SUPPLIED PASSAGE
####
# 4th of July safty for dogs.



## fargojohnson (Oct 17, 2005)

Just need some helpful hints on what to watch out for on puppy safty today and tomarrow?


----------



## griffman (Jan 17, 2004)

Keep the dog inside the house. If you are going out, keep the dog inside house in a crate. Turn on some music or tv loud enough to drown out any fireworks.

Your dog will be safe, sound and calm....

I don't let my dog any where near fireworks. They are not good for dogs period.


----------



## fargojohnson (Oct 17, 2005)

Yes! Great answer I like that. Does anyone have anything else. I'm looking for every thing here guys.


----------



## Cyrus (Nov 24, 2003)

I like to run a couple fans that make extra noise along with the tv or radio.


----------



## kevin.k (Dec 31, 2005)

my dog loves them, she hated them at 1st and we put her inside with music and now laitly she loves um, i still keep her away a bit


----------



## griffman (Jan 17, 2004)

kevin.k said:


> my dog loves them, she hated them at 1st and we put her inside with music and now laitly she loves um, i still keep her away a bit


My dog likes them too....but that IS the problem! Just because the sound may or may not scare them, doesn't make them good for dogs.

Heres a couple basic potential pitfalls....

1. Dog bolts into street to chase sound....gets hit by car.

2. Dog chases after and catches fireworks...not good.

3. Dog disobeys commands due to too much excitement....runs wildly looking for "gunshot"....gets lost. Starts chasing a cat...runs away...etc...

4. Even the most gunbroke dogs can develop a fear of the loud sounds. Most dogs associate the loud sounds with guns, birds and or retreiving. Makes the sound bareable for them. All of the "fun" parts are gone with fireworks.....just loud irritating sounds....no "rewards". Look at it this way...put a jackhammer in your ear all day and have the boss take away your paycheck!
####
Labeled region entries:
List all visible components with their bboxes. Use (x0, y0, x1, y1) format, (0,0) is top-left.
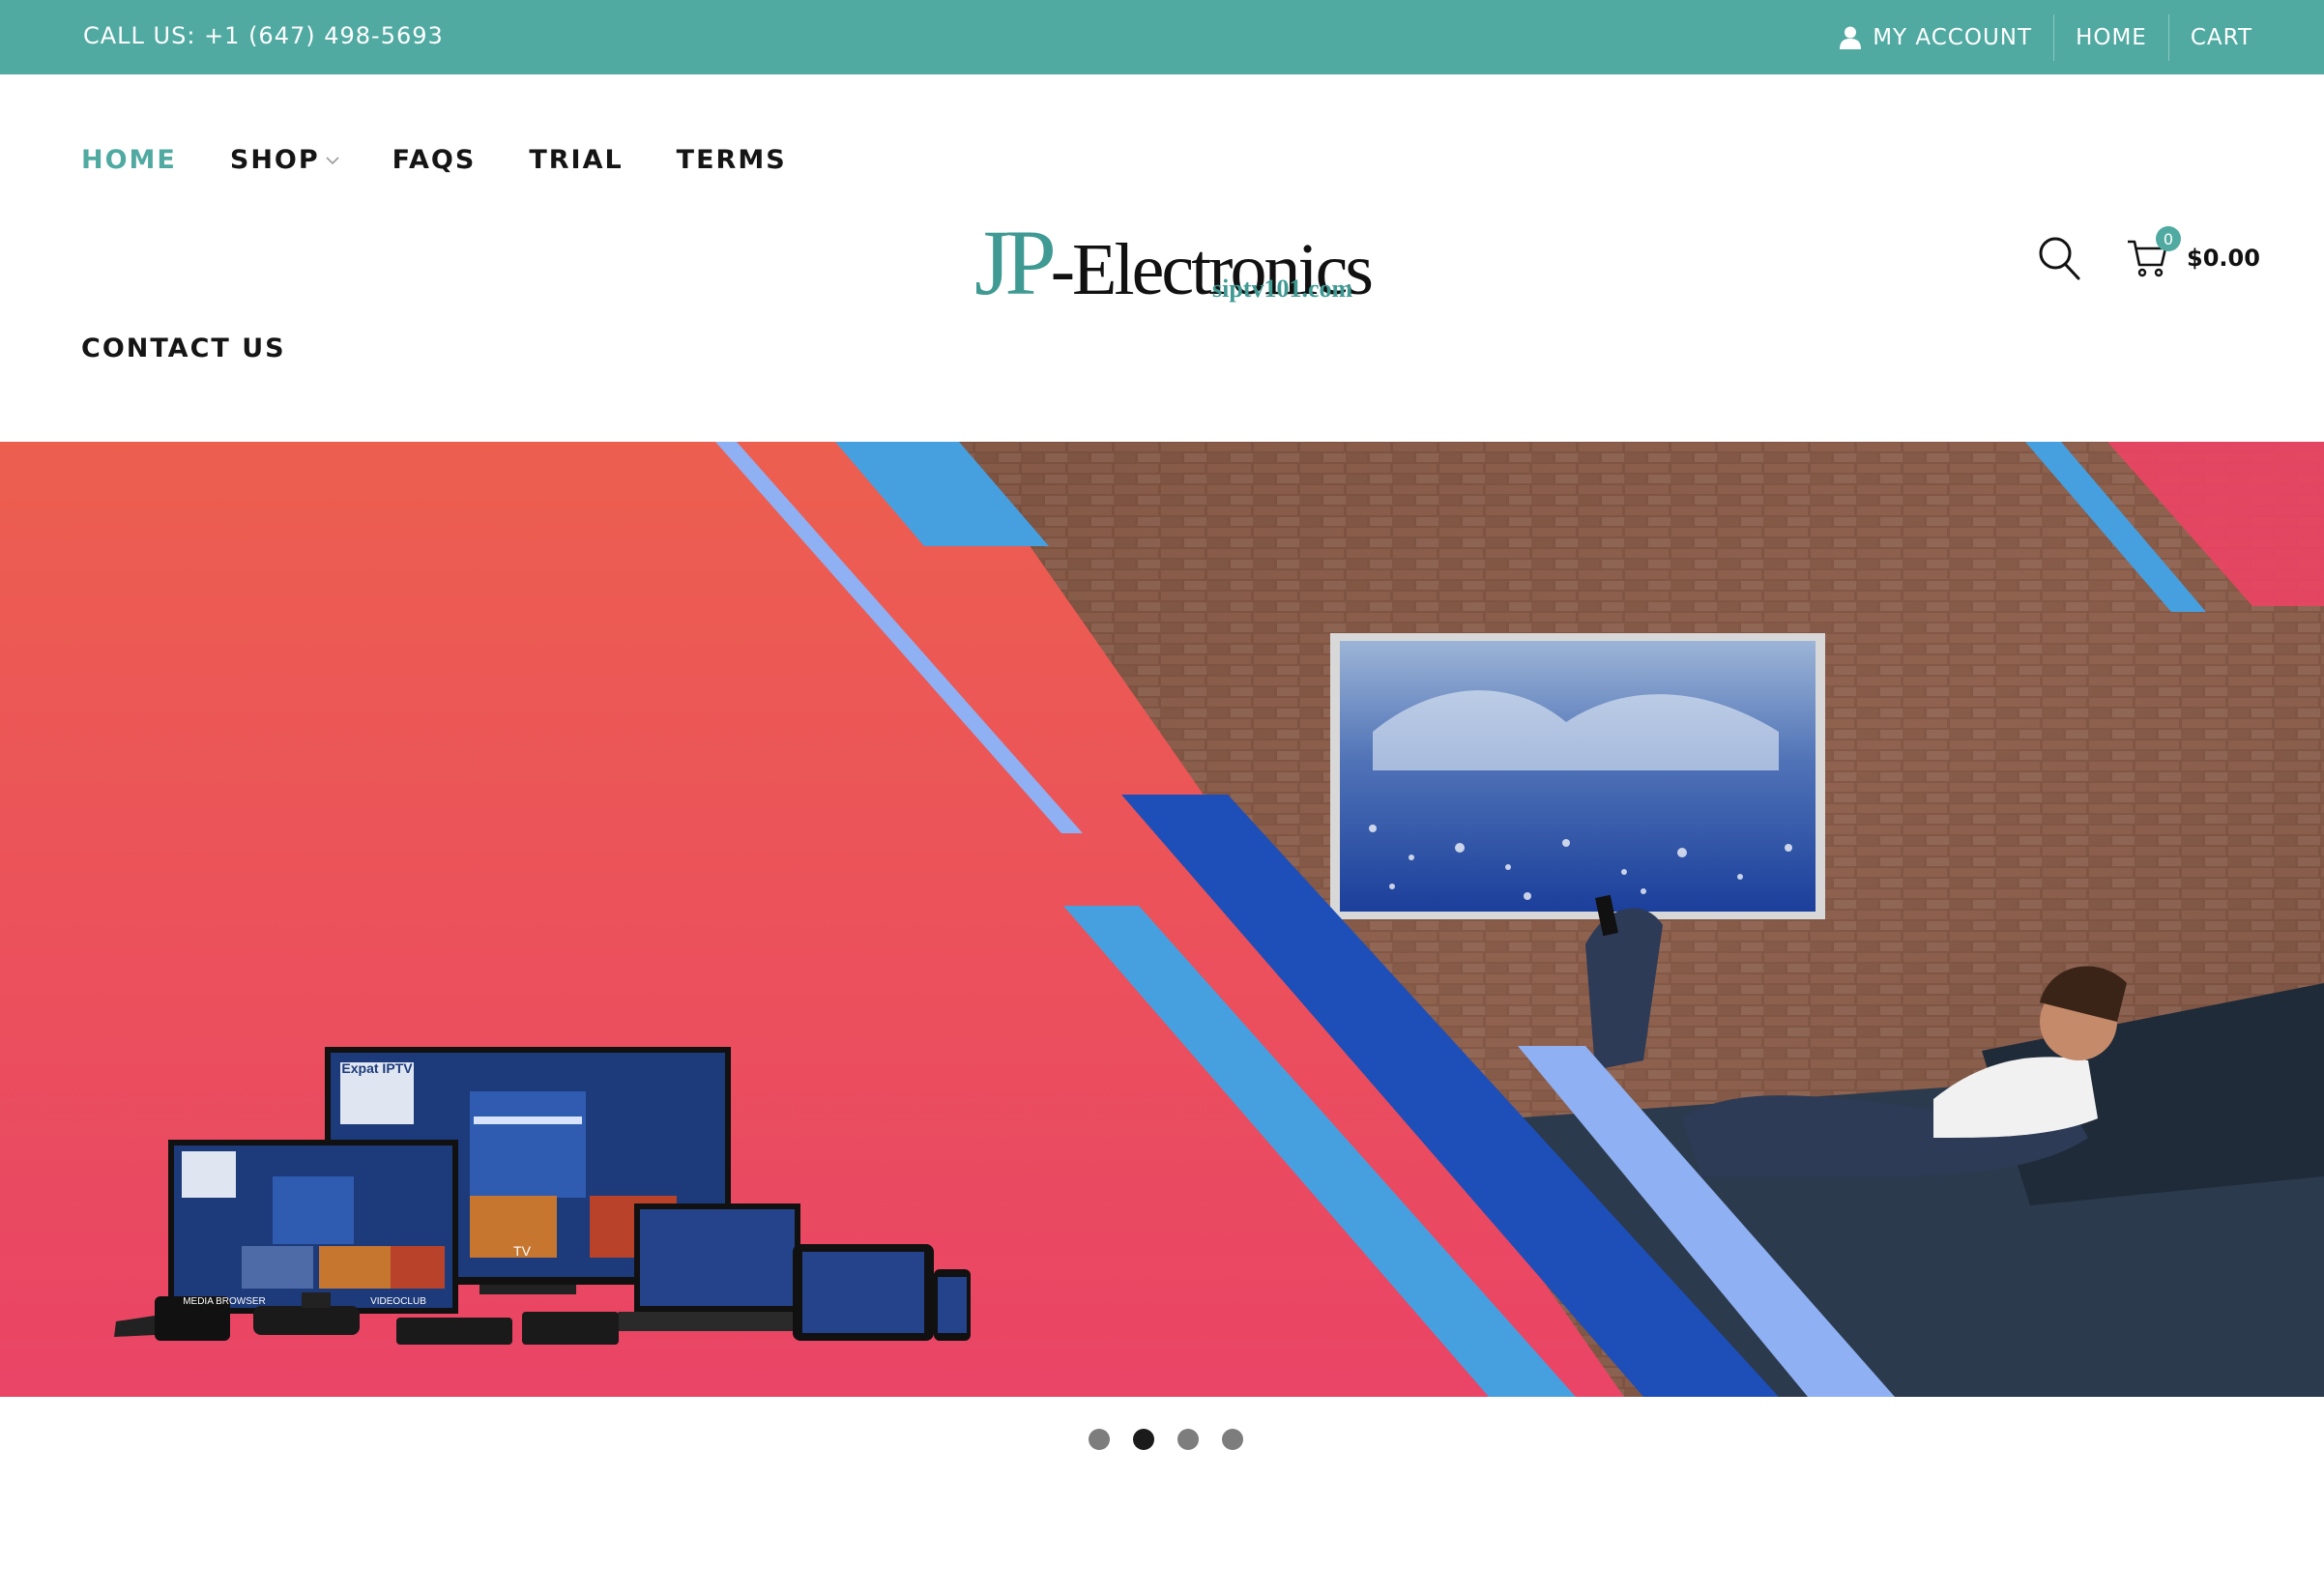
top-home-link[interactable]: HOME (2053, 14, 2168, 61)
user-icon (1840, 26, 1862, 49)
hero-slider[interactable]: TV VIDEOCLUB MEDIA BROWSER Expat IPTV (0, 442, 2324, 1397)
top-links: MY ACCOUNT HOME CART (1818, 0, 2252, 74)
nav-contact-us[interactable]: CONTACT US (81, 334, 286, 363)
nav-faqs[interactable]: FAQS (392, 145, 477, 175)
main-nav: HOME SHOP FAQS TRIAL TERMS (81, 145, 840, 175)
slider-dot-2[interactable] (1133, 1429, 1154, 1450)
device-brand-label: Expat IPTV (341, 1060, 413, 1076)
logo-subtitle: siptv101.com (1212, 275, 1353, 303)
logo-jp: JP (974, 211, 1057, 314)
my-account-label: MY ACCOUNT (1873, 24, 2033, 50)
search-icon[interactable] (2038, 236, 2080, 280)
nav-shop[interactable]: SHOP (230, 145, 339, 175)
slider-dot-3[interactable] (1177, 1429, 1199, 1450)
nav-terms[interactable]: TERMS (677, 145, 787, 175)
cart-count-badge: 0 (2156, 226, 2181, 251)
device-label-tv: TV (513, 1243, 532, 1259)
device-label-media-browser: MEDIA BROWSER (183, 1296, 266, 1307)
device-label-videoclub: VIDEOCLUB (370, 1296, 426, 1307)
top-bar: CALL US: +1 (647) 498-5693 MY ACCOUNT HO… (0, 0, 2324, 74)
call-us-text: CALL US: +1 (647) 498-5693 (83, 22, 444, 49)
cart-total[interactable]: $0.00 (2187, 245, 2260, 272)
slider-dot-1[interactable] (1089, 1429, 1110, 1450)
top-cart-link[interactable]: CART (2167, 14, 2252, 61)
site-logo[interactable]: JP-Electronics siptv101.com (974, 205, 1374, 314)
nav-trial[interactable]: TRIAL (529, 145, 623, 175)
slider-pagination (1089, 1429, 1266, 1450)
nav-home[interactable]: HOME (81, 145, 177, 175)
slider-dot-4[interactable] (1222, 1429, 1243, 1450)
hero-banner-image: TV VIDEOCLUB MEDIA BROWSER Expat IPTV (0, 442, 2324, 1397)
my-account-link[interactable]: MY ACCOUNT (1818, 14, 2053, 61)
chevron-down-icon (326, 156, 339, 164)
nav-shop-label: SHOP (229, 145, 320, 175)
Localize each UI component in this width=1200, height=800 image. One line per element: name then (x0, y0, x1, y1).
####
Can you write out the part of the Fourth of July dog safety thread that opens with the words containing "I don't let" and closes with "thing here guys.", switching "fireworks" to "firecrackers"?

I don't let my dog any where near firecrackers. They are not good for dogs period.


----------



## fargojohnson (Oct 17, 2005)

Yes! Great answer I like that. Does anyone have anything else. I'm looking for every thing here guys.